**Written instruction**: Repeat every entry in the listing below, exactly.

**Extracted information**:
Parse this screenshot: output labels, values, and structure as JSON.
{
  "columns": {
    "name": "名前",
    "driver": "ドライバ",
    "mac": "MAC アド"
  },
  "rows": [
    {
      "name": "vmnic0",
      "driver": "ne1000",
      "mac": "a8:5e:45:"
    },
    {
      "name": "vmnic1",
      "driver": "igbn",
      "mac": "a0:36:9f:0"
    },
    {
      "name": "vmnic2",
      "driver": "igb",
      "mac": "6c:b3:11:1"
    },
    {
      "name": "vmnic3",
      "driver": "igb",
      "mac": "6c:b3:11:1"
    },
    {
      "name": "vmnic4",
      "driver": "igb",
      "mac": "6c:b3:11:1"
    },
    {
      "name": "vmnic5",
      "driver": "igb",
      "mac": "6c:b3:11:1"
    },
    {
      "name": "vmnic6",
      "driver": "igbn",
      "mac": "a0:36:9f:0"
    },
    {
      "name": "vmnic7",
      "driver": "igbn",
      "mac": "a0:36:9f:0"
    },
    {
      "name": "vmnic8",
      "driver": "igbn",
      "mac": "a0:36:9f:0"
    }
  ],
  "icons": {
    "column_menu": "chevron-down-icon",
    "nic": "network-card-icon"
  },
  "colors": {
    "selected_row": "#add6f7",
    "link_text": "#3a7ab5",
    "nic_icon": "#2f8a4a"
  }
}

**In response**:
Parse this screenshot: output labels, values, and structure as JSON.
{
  "columns": {
    "name": "名前",
    "driver": "ドライバ",
    "mac": "MAC アド"
  },
  "rows": [
    {
      "name": "vmnic0",
      "driver": "ne1000",
      "mac": "a8:5e:45:"
    },
    {
      "name": "vmnic1",
      "driver": "igbn",
      "mac": "a0:36:9f:0"
    },
    {
      "name": "vmnic2",
      "driver": "igb",
      "mac": "6c:b3:11:1"
    },
    {
      "name": "vmnic3",
      "driver": "igb",
      "mac": "6c:b3:11:1"
    },
    {
      "name": "vmnic4",
      "driver": "igb",
      "mac": "6c:b3:11:1"
    },
    {
      "name": "vmnic5",
      "driver": "igb",
      "mac": "6c:b3:11:1"
    },
    {
      "name": "vmnic6",
      "driver": "igbn",
      "mac": "a0:36:9f:0"
    },
    {
      "name": "vmnic7",
      "driver": "igbn",
      "mac": "a0:36:9f:0"
    },
    {
      "name": "vmnic8",
      "driver": "igbn",
      "mac": "a0:36:9f:0"
    }
  ],
  "icons": {
    "column_menu": "chevron-down-icon",
    "nic": "network-card-icon"
  },
  "colors": {
    "selected_row": "#add6f7",
    "link_text": "#3a7ab5",
    "nic_icon": "#2f8a4a"
  }
}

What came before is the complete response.